Task details>
Leaving out all pictures, transcribe exactly the lines between the line with "Read out every word on this page." and the last line of the records below, both included.

»»

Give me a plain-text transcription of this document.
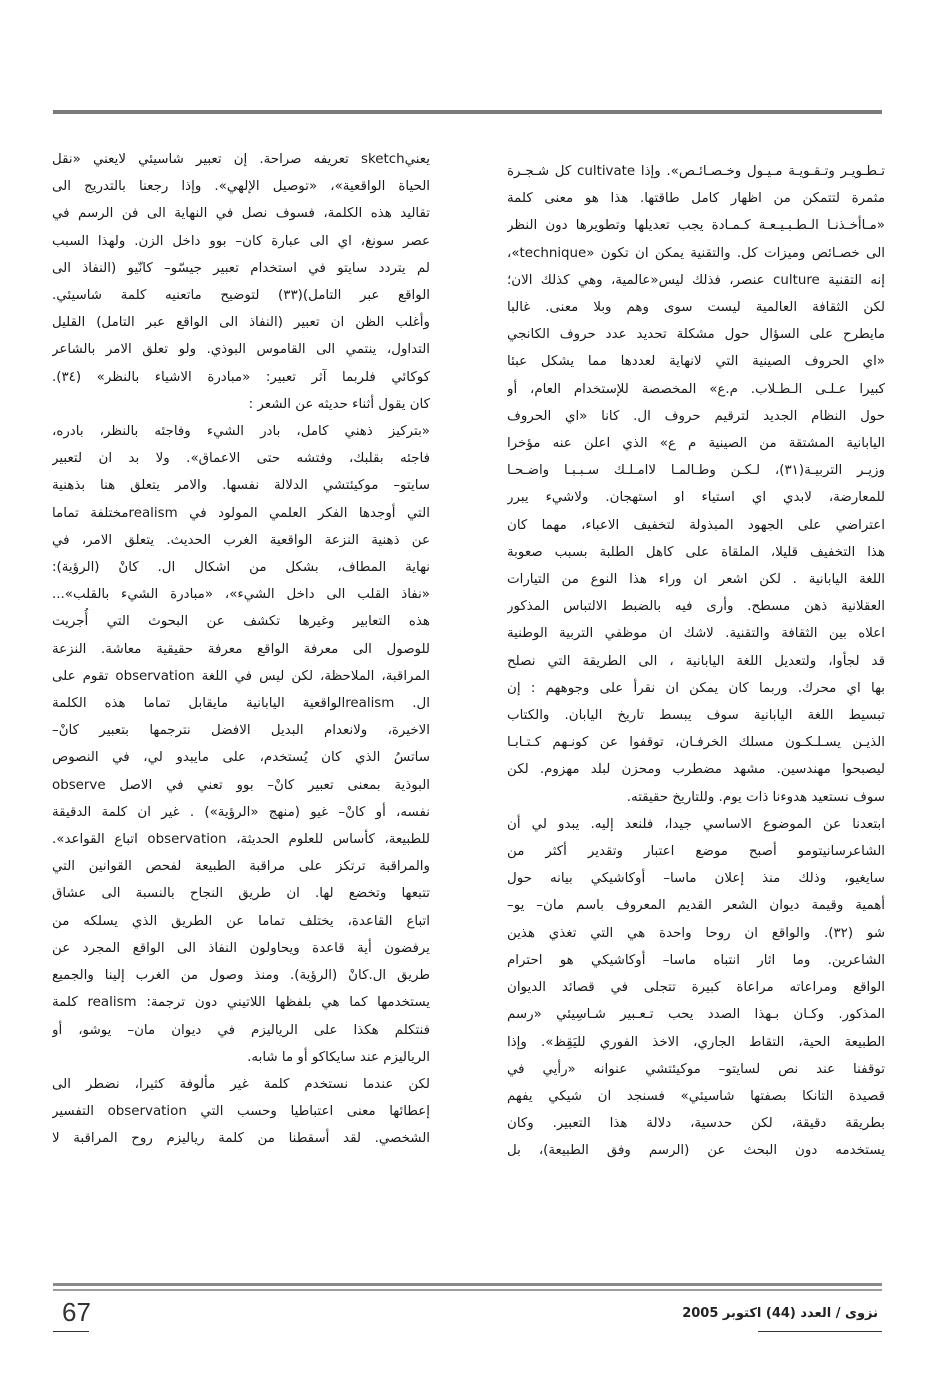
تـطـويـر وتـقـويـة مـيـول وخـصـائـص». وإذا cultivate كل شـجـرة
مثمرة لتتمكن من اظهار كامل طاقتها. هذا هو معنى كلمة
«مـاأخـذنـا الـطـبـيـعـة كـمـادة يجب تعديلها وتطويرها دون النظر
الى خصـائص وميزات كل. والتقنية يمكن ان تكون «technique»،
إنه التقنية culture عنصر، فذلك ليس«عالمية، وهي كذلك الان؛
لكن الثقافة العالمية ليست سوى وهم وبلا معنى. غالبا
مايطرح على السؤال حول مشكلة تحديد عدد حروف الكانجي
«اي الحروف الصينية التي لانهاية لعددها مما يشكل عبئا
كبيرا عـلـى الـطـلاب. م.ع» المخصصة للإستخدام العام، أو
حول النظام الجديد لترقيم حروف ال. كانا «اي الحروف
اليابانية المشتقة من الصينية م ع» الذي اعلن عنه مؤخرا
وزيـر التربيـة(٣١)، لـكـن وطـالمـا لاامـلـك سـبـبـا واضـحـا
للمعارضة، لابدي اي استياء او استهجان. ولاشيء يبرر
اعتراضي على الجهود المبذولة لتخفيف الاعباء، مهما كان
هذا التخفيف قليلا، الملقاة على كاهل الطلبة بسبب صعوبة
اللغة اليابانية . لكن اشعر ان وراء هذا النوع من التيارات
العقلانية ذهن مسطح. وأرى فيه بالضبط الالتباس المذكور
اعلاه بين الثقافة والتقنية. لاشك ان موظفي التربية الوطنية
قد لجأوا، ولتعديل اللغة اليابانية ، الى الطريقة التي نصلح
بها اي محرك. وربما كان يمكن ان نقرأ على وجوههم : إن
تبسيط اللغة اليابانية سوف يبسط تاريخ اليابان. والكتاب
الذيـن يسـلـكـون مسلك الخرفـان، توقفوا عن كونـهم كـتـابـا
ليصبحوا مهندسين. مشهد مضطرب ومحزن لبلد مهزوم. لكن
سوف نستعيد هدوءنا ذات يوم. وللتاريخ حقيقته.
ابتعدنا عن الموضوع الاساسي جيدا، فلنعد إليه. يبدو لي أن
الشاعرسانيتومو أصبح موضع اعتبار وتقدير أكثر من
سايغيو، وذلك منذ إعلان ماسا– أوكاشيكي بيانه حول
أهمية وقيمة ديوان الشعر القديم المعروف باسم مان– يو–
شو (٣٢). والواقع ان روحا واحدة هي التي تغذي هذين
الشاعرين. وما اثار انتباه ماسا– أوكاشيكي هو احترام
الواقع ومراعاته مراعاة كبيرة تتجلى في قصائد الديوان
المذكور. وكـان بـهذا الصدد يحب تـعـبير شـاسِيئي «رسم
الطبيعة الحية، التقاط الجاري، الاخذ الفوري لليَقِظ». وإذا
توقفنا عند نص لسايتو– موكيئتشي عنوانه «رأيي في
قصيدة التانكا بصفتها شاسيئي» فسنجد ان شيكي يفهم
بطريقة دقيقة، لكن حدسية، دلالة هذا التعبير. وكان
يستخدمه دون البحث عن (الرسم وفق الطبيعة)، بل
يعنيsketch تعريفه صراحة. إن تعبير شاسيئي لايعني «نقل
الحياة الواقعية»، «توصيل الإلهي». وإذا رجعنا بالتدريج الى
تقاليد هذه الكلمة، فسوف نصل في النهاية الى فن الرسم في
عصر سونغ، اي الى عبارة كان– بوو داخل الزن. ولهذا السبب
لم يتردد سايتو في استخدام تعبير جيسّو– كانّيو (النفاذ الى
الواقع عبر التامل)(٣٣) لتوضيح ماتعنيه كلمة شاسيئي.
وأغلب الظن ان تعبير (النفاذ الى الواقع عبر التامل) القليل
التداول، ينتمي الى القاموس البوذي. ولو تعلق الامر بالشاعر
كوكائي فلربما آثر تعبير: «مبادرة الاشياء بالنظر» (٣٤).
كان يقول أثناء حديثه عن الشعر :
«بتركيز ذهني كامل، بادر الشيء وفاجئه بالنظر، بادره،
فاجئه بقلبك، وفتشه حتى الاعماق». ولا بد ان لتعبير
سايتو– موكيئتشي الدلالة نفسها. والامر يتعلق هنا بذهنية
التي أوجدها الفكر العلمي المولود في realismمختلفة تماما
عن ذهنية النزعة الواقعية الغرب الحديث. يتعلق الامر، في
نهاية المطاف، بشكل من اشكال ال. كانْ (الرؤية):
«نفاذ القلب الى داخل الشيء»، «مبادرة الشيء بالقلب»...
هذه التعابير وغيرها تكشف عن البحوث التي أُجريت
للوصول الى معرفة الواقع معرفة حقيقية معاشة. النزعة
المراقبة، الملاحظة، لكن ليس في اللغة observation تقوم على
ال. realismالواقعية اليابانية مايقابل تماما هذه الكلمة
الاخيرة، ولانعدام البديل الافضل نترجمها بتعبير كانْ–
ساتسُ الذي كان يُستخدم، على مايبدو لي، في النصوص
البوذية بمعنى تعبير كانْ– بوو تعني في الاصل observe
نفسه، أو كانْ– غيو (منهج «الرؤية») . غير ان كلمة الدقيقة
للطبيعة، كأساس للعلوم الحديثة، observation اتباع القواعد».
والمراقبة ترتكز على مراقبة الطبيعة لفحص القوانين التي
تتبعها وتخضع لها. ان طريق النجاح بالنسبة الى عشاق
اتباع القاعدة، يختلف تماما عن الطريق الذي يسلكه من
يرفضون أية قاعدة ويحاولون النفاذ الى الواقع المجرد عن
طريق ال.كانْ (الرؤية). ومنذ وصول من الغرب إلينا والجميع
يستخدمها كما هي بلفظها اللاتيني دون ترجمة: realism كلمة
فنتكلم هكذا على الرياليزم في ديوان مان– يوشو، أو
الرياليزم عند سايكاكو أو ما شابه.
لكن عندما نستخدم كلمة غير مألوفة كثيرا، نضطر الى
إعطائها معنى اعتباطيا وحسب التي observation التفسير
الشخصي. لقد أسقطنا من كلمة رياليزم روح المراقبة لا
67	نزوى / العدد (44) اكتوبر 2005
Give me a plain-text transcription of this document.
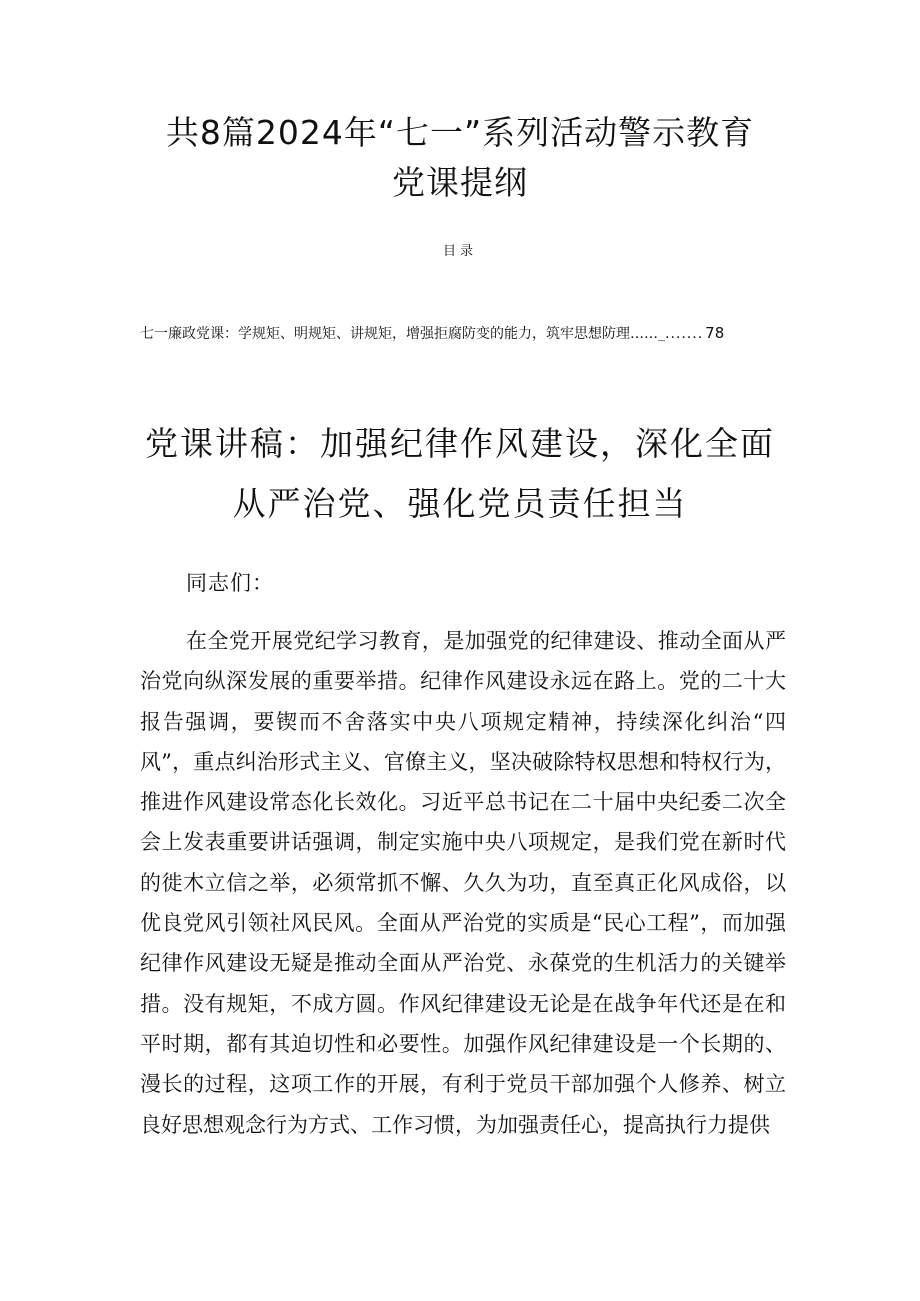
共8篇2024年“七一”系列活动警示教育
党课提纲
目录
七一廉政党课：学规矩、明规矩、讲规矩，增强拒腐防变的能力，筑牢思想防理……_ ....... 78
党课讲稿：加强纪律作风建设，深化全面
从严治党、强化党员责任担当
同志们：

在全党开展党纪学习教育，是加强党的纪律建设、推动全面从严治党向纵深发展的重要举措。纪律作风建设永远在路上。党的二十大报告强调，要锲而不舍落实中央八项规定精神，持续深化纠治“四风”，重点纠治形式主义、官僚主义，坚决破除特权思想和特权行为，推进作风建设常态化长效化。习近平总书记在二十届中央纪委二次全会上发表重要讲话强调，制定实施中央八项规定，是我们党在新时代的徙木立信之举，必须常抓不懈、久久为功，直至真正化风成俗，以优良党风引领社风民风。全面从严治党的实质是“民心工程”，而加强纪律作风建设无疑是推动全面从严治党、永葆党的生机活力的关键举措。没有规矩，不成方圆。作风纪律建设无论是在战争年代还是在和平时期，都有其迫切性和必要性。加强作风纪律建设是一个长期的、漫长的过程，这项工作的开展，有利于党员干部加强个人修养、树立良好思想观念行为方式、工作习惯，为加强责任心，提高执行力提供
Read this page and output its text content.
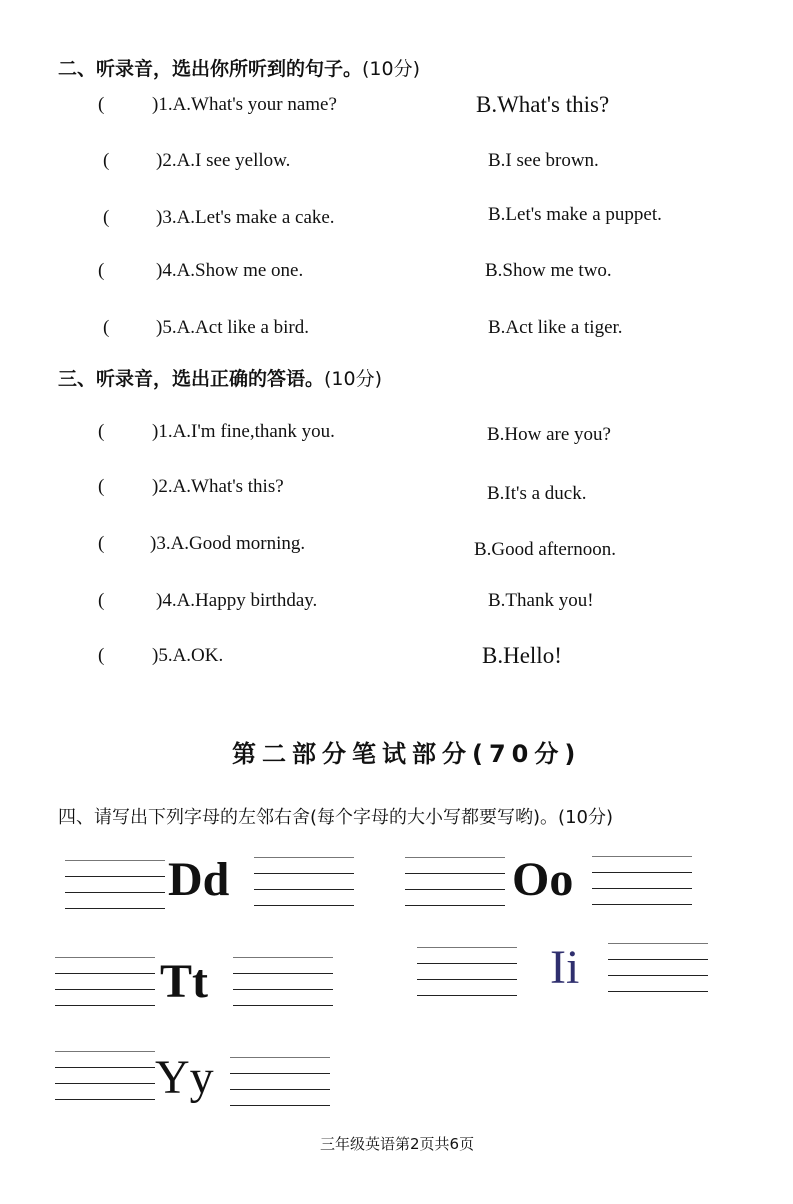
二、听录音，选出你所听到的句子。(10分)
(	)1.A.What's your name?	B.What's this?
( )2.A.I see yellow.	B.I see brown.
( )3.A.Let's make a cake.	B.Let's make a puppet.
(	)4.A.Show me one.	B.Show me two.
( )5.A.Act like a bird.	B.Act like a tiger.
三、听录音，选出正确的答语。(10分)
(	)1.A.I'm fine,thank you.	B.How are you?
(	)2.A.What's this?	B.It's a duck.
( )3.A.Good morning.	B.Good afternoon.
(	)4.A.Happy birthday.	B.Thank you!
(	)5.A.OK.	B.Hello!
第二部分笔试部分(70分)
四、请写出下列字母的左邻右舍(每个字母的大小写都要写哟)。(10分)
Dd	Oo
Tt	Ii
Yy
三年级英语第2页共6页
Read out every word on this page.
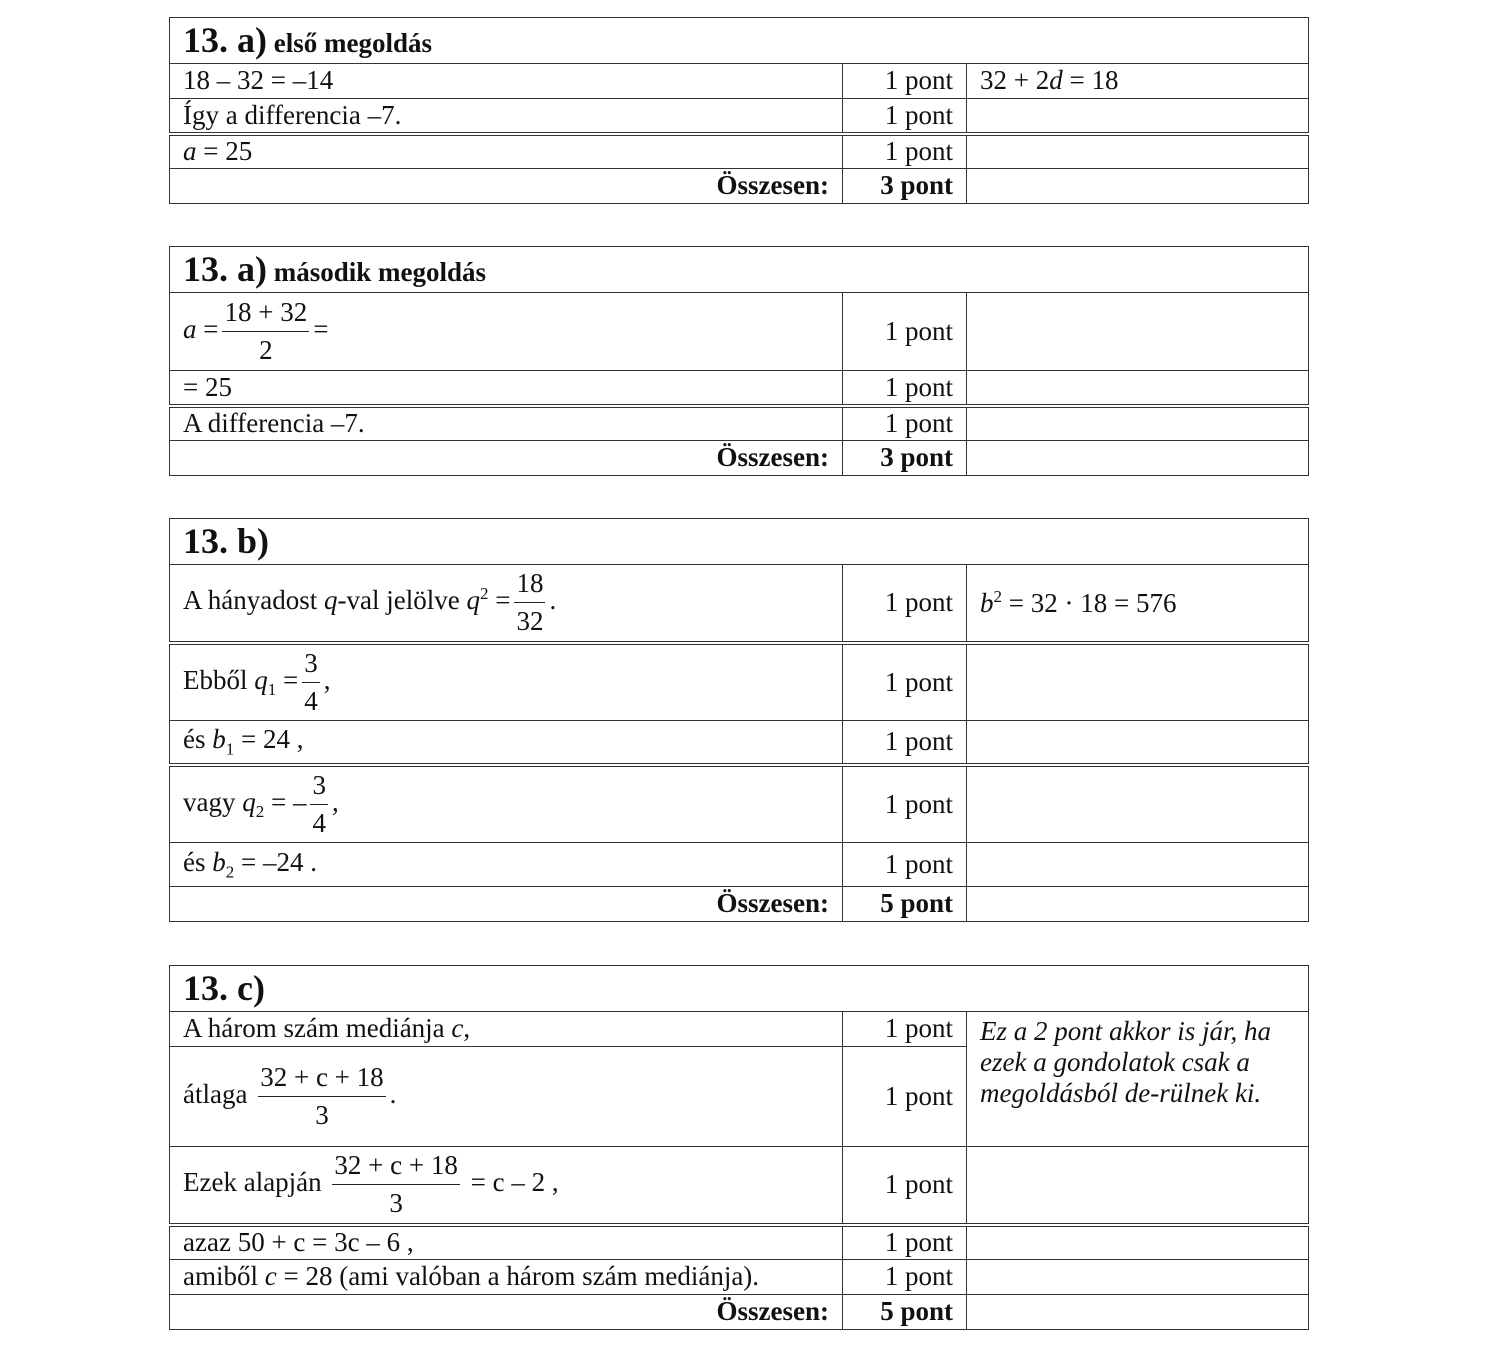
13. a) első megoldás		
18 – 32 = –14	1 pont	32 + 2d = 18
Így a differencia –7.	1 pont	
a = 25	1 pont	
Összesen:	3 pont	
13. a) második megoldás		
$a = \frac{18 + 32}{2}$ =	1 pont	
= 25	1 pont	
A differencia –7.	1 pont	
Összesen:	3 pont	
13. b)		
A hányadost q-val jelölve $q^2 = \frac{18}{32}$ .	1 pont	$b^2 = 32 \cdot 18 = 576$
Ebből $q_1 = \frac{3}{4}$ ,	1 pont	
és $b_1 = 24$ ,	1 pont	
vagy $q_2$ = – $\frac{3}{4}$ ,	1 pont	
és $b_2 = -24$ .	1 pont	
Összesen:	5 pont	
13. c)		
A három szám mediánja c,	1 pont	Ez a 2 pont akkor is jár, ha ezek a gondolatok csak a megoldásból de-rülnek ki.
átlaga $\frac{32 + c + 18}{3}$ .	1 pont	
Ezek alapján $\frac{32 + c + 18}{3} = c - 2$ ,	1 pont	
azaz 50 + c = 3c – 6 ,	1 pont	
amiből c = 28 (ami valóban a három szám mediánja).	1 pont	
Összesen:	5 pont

««

Task answer>
Read out every word on this page.
13. a) első megoldás		
18 – 32 = –14	1 pont	32 + 2d = 18
Így a differencia –7.	1 pont	
a = 25	1 pont	
Összesen:	3 pont	
13. a) második megoldás		
$a = \frac{18 + 32}{2}$ =	1 pont	
= 25	1 pont	
A differencia –7.	1 pont	
Összesen:	3 pont	
13. b)		
A hányadost q-val jelölve $q^2 = \frac{18}{32}$ .	1 pont	$b^2 = 32 \cdot 18 = 576$
Ebből $q_1 = \frac{3}{4}$ ,	1 pont	
és $b_1 = 24$ ,	1 pont	
vagy $q_2$ = – $\frac{3}{4}$ ,	1 pont	
és $b_2 = -24$ .	1 pont	
Összesen:	5 pont	
13. c)		
A három szám mediánja c,	1 pont	Ez a 2 pont akkor is jár, ha ezek a gondolatok csak a megoldásból de-rülnek ki.
átlaga $\frac{32 + c + 18}{3}$ .	1 pont	
Ezek alapján $\frac{32 + c + 18}{3} = c - 2$ ,	1 pont	
azaz 50 + c = 3c – 6 ,	1 pont	
amiből c = 28 (ami valóban a három szám mediánja).	1 pont	
Összesen:	5 pont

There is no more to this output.